### Entries supplied
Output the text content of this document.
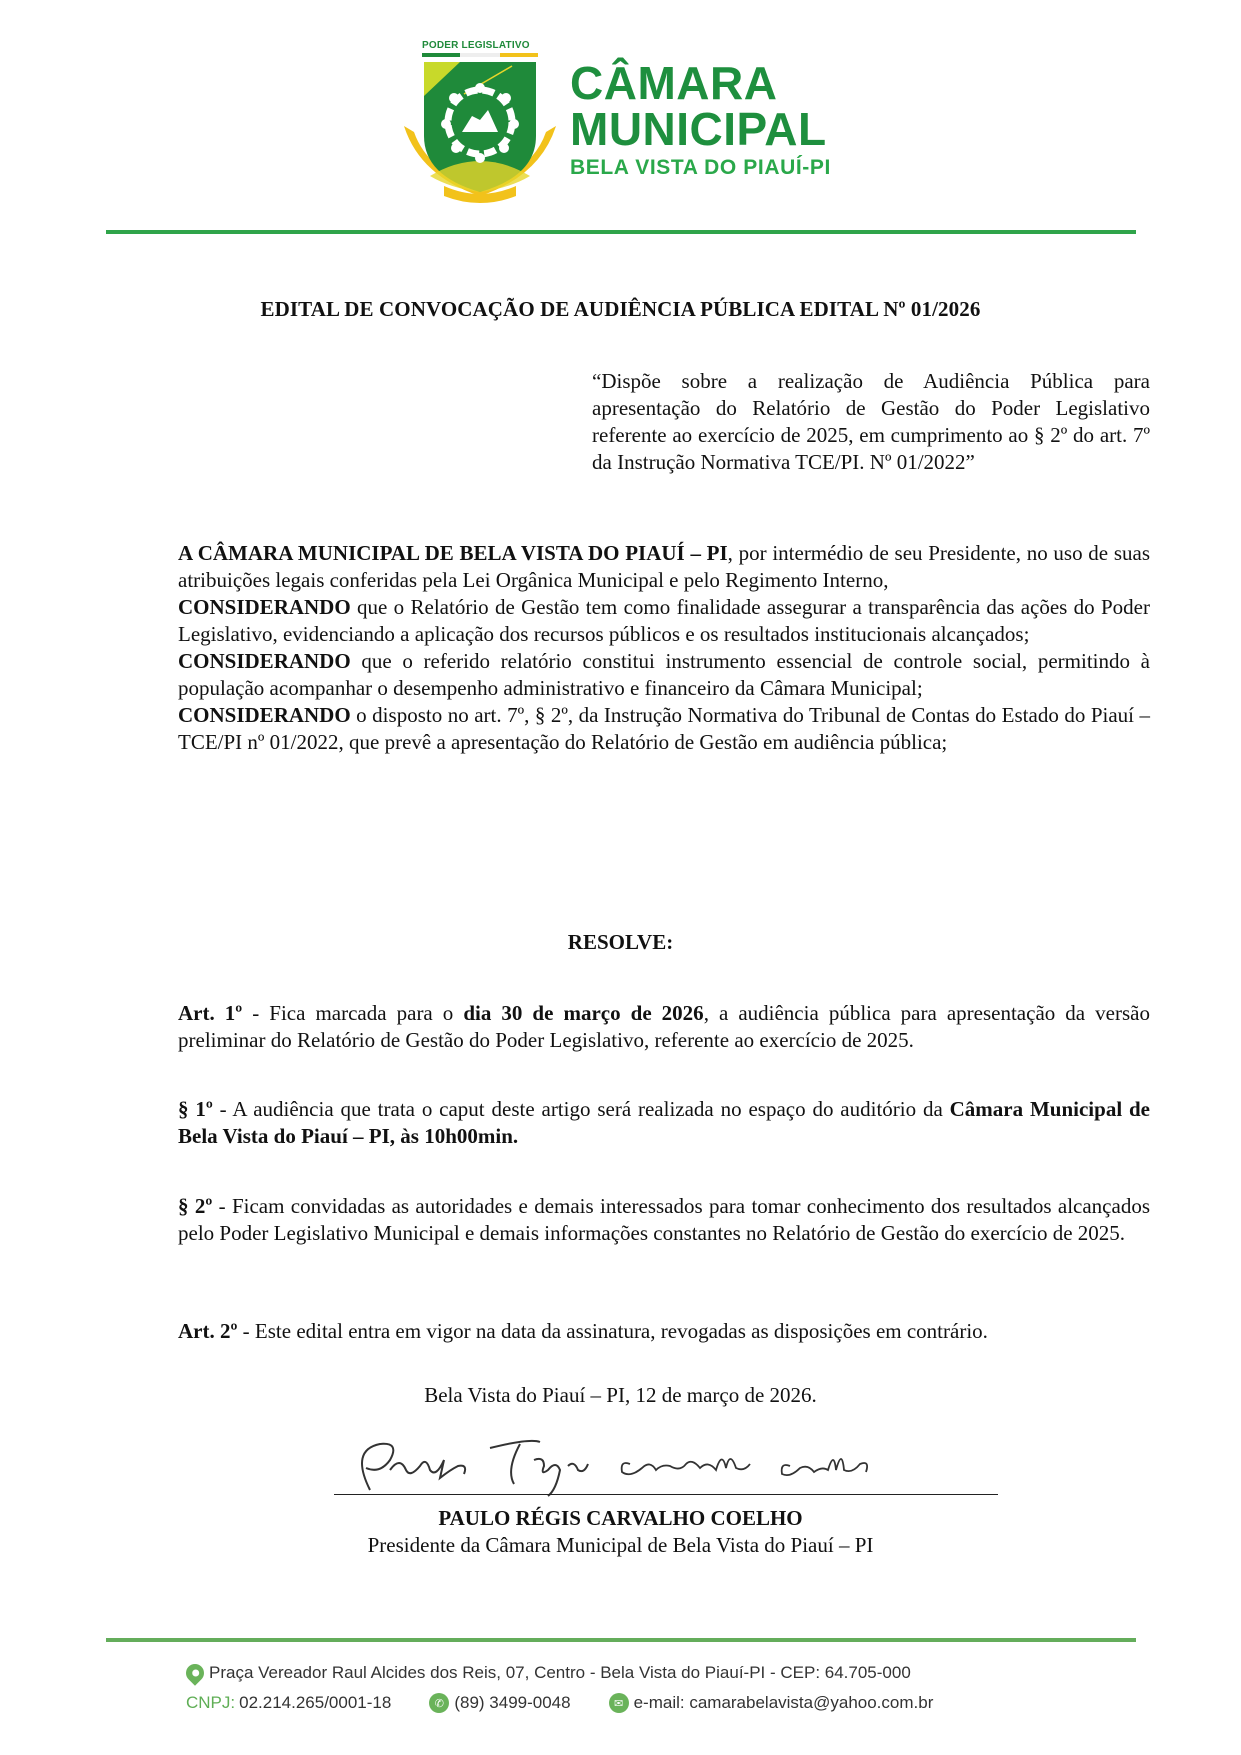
PODER LEGISLATIVO
CÂMARA
MUNICIPAL
BELA VISTA DO PIAUÍ-PI
EDITAL DE CONVOCAÇÃO DE AUDIÊNCIA PÚBLICA EDITAL Nº 01/2026
“Dispõe sobre a realização de Audiência Pública para apresentação do Relatório de Gestão do Poder Legislativo referente ao exercício de 2025, em cumprimento ao § 2º do art. 7º da Instrução Normativa TCE/PI. Nº 01/2022”

A CÂMARA MUNICIPAL DE BELA VISTA DO PIAUÍ – PI, por intermédio de seu Presidente, no uso de suas atribuições legais conferidas pela Lei Orgânica Municipal e pelo Regimento Interno,

CONSIDERANDO que o Relatório de Gestão tem como finalidade assegurar a transparência das ações do Poder Legislativo, evidenciando a aplicação dos recursos públicos e os resultados institucionais alcançados;

CONSIDERANDO que o referido relatório constitui instrumento essencial de controle social, permitindo à população acompanhar o desempenho administrativo e financeiro da Câmara Municipal;

CONSIDERANDO o disposto no art. 7º, § 2º, da Instrução Normativa do Tribunal de Contas do Estado do Piauí – TCE/PI nº 01/2022, que prevê a apresentação do Relatório de Gestão em audiência pública;

RESOLVE:

Art. 1º - Fica marcada para o dia 30 de março de 2026, a audiência pública para apresentação da versão preliminar do Relatório de Gestão do Poder Legislativo, referente ao exercício de 2025.

§ 1º - A audiência que trata o caput deste artigo será realizada no espaço do auditório da Câmara Municipal de Bela Vista do Piauí – PI, às 10h00min.

§ 2º - Ficam convidadas as autoridades e demais interessados para tomar conhecimento dos resultados alcançados pelo Poder Legislativo Municipal e demais informações constantes no Relatório de Gestão do exercício de 2025.

Art. 2º - Este edital entra em vigor na data da assinatura, revogadas as disposições em contrário.

Bela Vista do Piauí – PI, 12 de março de 2026.
PAULO RÉGIS CARVALHO COELHO
Presidente da Câmara Municipal de Bela Vista do Piauí – PI
Praça Vereador Raul Alcides dos Reis, 07, Centro - Bela Vista do Piauí-PI - CEP: 64.705-000
CNPJ: 02.214.265/0001-18	✆ (89) 3499-0048	✉ e-mail: camarabelavista@yahoo.com.br
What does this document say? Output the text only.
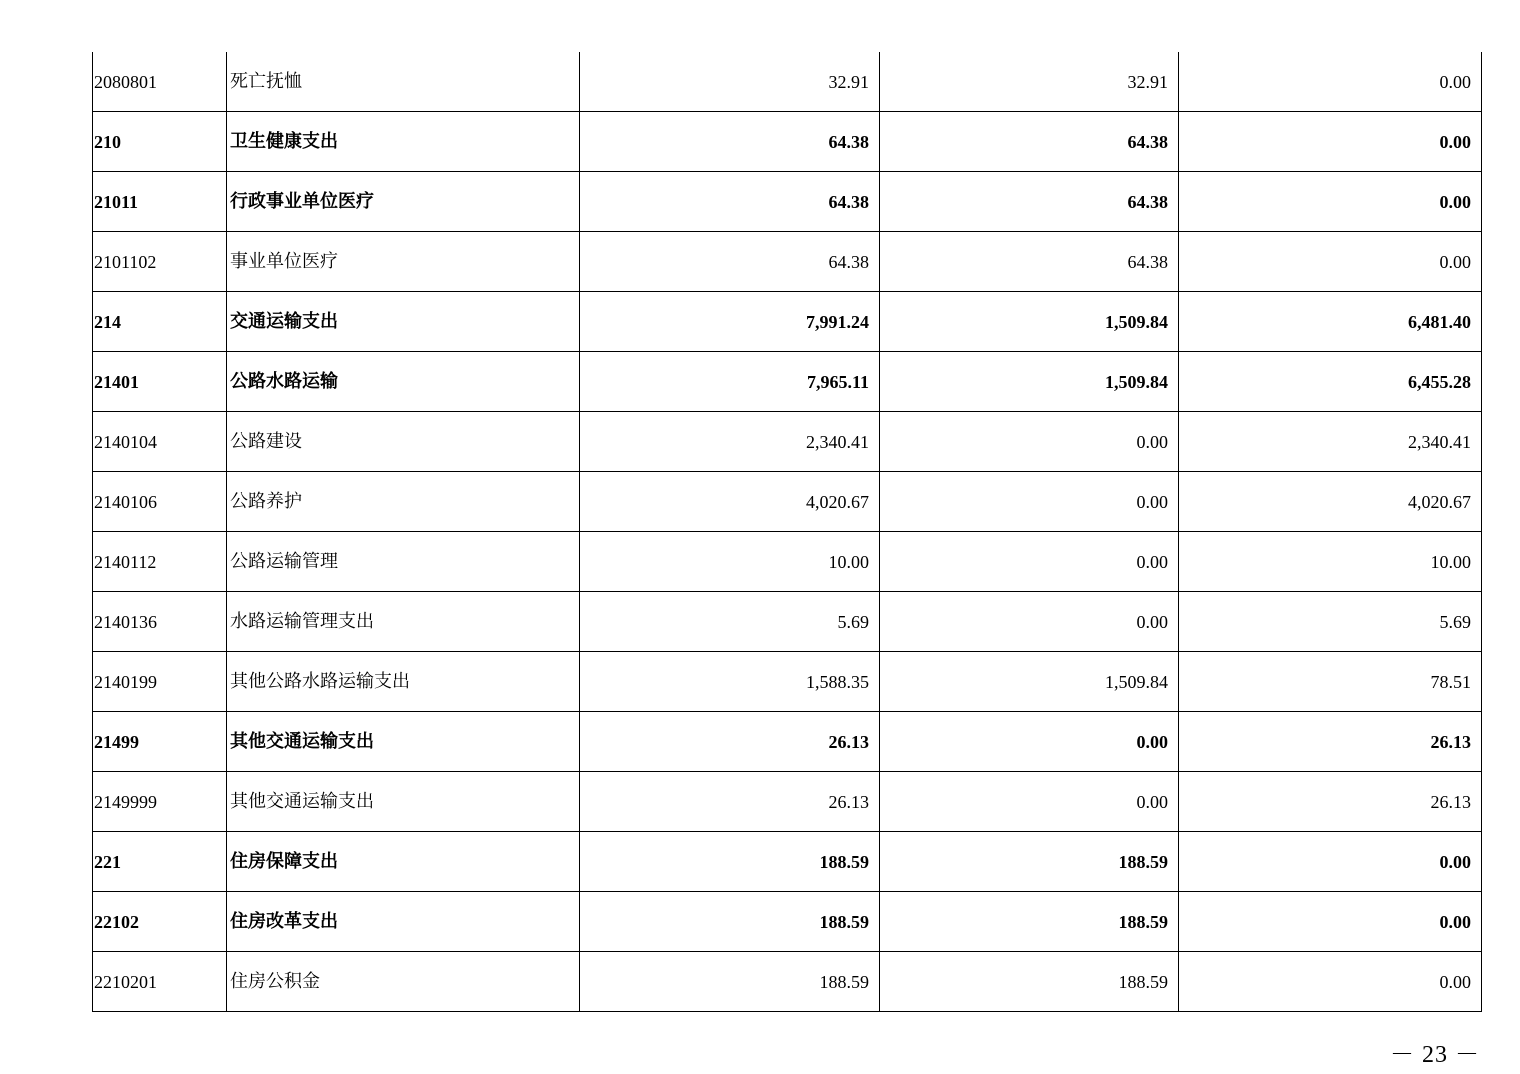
2080801	死亡抚恤	32.91	32.91	0.00
210	卫生健康支出	64.38	64.38	0.00
21011	行政事业单位医疗	64.38	64.38	0.00
2101102	事业单位医疗	64.38	64.38	0.00
214	交通运输支出	7,991.24	1,509.84	6,481.40
21401	公路水路运输	7,965.11	1,509.84	6,455.28
2140104	公路建设	2,340.41	0.00	2,340.41
2140106	公路养护	4,020.67	0.00	4,020.67
2140112	公路运输管理	10.00	0.00	10.00
2140136	水路运输管理支出	5.69	0.00	5.69
2140199	其他公路水路运输支出	1,588.35	1,509.84	78.51
21499	其他交通运输支出	26.13	0.00	26.13
2149999	其他交通运输支出	26.13	0.00	26.13
221	住房保障支出	188.59	188.59	0.00
22102	住房改革支出	188.59	188.59	0.00
2210201	住房公积金	188.59	188.59	0.00
－ 23 －
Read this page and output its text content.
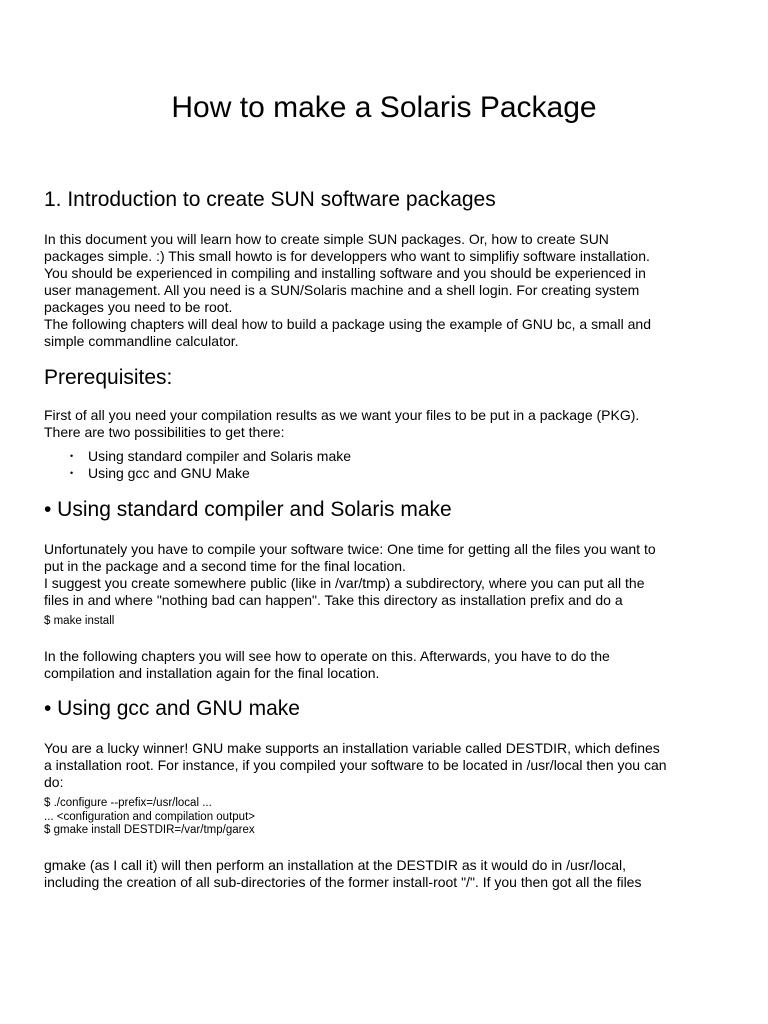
How to make a Solaris Package
1. Introduction to create SUN software packages
In this document you will learn how to create simple SUN packages. Or, how to create SUN
packages simple. :) This small howto is for developpers who want to simplifiy software installation.
You should be experienced in compiling and installing software and you should be experienced in
user management. All you need is a SUN/Solaris machine and a shell login. For creating system
packages you need to be root.
The following chapters will deal how to build a package using the example of GNU bc, a small and
simple commandline calculator.
Prerequisites:
First of all you need your compilation results as we want your files to be put in a package (PKG).
There are two possibilities to get there:
• Using standard compiler and Solaris make
• Using gcc and GNU Make
• Using standard compiler and Solaris make
Unfortunately you have to compile your software twice: One time for getting all the files you want to
put in the package and a second time for the final location.
I suggest you create somewhere public (like in /var/tmp) a subdirectory, where you can put all the
files in and where "nothing bad can happen". Take this directory as installation prefix and do a
$ make install
In the following chapters you will see how to operate on this. Afterwards, you have to do the
compilation and installation again for the final location.
• Using gcc and GNU make
You are a lucky winner! GNU make supports an installation variable called DESTDIR, which defines
a installation root. For instance, if you compiled your software to be located in /usr/local then you can
do:
$ ./configure --prefix=/usr/local ...
... <configuration and compilation output>
$ gmake install DESTDIR=/var/tmp/garex
gmake (as I call it) will then perform an installation at the DESTDIR as it would do in /usr/local,
including the creation of all sub-directories of the former install-root "/". If you then got all the files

### What to do
Images must not appear in the copy; reproduce everything else in the records verbatim.

### Completed exercise
Output the text content of this document.
PODER LEGISLATIVO
CÂMARA
MUNICIPAL
BELA VISTA DO PIAUÍ-PI
EDITAL DE CONVOCAÇÃO DE AUDIÊNCIA PÚBLICA EDITAL Nº 01/2026
“Dispõe sobre a realização de Audiência Pública para apresentação do Relatório de Gestão do Poder Legislativo referente ao exercício de 2025, em cumprimento ao § 2º do art. 7º da Instrução Normativa TCE/PI. Nº 01/2022”

A CÂMARA MUNICIPAL DE BELA VISTA DO PIAUÍ – PI, por intermédio de seu Presidente, no uso de suas atribuições legais conferidas pela Lei Orgânica Municipal e pelo Regimento Interno,

CONSIDERANDO que o Relatório de Gestão tem como finalidade assegurar a transparência das ações do Poder Legislativo, evidenciando a aplicação dos recursos públicos e os resultados institucionais alcançados;

CONSIDERANDO que o referido relatório constitui instrumento essencial de controle social, permitindo à população acompanhar o desempenho administrativo e financeiro da Câmara Municipal;

CONSIDERANDO o disposto no art. 7º, § 2º, da Instrução Normativa do Tribunal de Contas do Estado do Piauí – TCE/PI nº 01/2022, que prevê a apresentação do Relatório de Gestão em audiência pública;

RESOLVE:

Art. 1º - Fica marcada para o dia 30 de março de 2026, a audiência pública para apresentação da versão preliminar do Relatório de Gestão do Poder Legislativo, referente ao exercício de 2025.

§ 1º - A audiência que trata o caput deste artigo será realizada no espaço do auditório da Câmara Municipal de Bela Vista do Piauí – PI, às 10h00min.

§ 2º - Ficam convidadas as autoridades e demais interessados para tomar conhecimento dos resultados alcançados pelo Poder Legislativo Municipal e demais informações constantes no Relatório de Gestão do exercício de 2025.

Art. 2º - Este edital entra em vigor na data da assinatura, revogadas as disposições em contrário.

Bela Vista do Piauí – PI, 12 de março de 2026.
PAULO RÉGIS CARVALHO COELHO
Presidente da Câmara Municipal de Bela Vista do Piauí – PI
Praça Vereador Raul Alcides dos Reis, 07, Centro - Bela Vista do Piauí-PI - CEP: 64.705-000
CNPJ: 02.214.265/0001-18	✆ (89) 3499-0048	✉ e-mail: camarabelavista@yahoo.com.br
What does this document say? Output the text only.
2080801	死亡抚恤	32.91	32.91	0.00
210	卫生健康支出	64.38	64.38	0.00
21011	行政事业单位医疗	64.38	64.38	0.00
2101102	事业单位医疗	64.38	64.38	0.00
214	交通运输支出	7,991.24	1,509.84	6,481.40
21401	公路水路运输	7,965.11	1,509.84	6,455.28
2140104	公路建设	2,340.41	0.00	2,340.41
2140106	公路养护	4,020.67	0.00	4,020.67
2140112	公路运输管理	10.00	0.00	10.00
2140136	水路运输管理支出	5.69	0.00	5.69
2140199	其他公路水路运输支出	1,588.35	1,509.84	78.51
21499	其他交通运输支出	26.13	0.00	26.13
2149999	其他交通运输支出	26.13	0.00	26.13
221	住房保障支出	188.59	188.59	0.00
22102	住房改革支出	188.59	188.59	0.00
2210201	住房公积金	188.59	188.59	0.00
－ 23 －
Read this page and output its text content.
How to make a Solaris Package
1. Introduction to create SUN software packages
In this document you will learn how to create simple SUN packages. Or, how to create SUN
packages simple. :) This small howto is for developpers who want to simplifiy software installation.
You should be experienced in compiling and installing software and you should be experienced in
user management. All you need is a SUN/Solaris machine and a shell login. For creating system
packages you need to be root.
The following chapters will deal how to build a package using the example of GNU bc, a small and
simple commandline calculator.
Prerequisites:
First of all you need your compilation results as we want your files to be put in a package (PKG).
There are two possibilities to get there:
• Using standard compiler and Solaris make
• Using gcc and GNU Make
• Using standard compiler and Solaris make
Unfortunately you have to compile your software twice: One time for getting all the files you want to
put in the package and a second time for the final location.
I suggest you create somewhere public (like in /var/tmp) a subdirectory, where you can put all the
files in and where "nothing bad can happen". Take this directory as installation prefix and do a
$ make install
In the following chapters you will see how to operate on this. Afterwards, you have to do the
compilation and installation again for the final location.
• Using gcc and GNU make
You are a lucky winner! GNU make supports an installation variable called DESTDIR, which defines
a installation root. For instance, if you compiled your software to be located in /usr/local then you can
do:
$ ./configure --prefix=/usr/local ...
... <configuration and compilation output>
$ gmake install DESTDIR=/var/tmp/garex
gmake (as I call it) will then perform an installation at the DESTDIR as it would do in /usr/local,
including the creation of all sub-directories of the former install-root "/". If you then got all the files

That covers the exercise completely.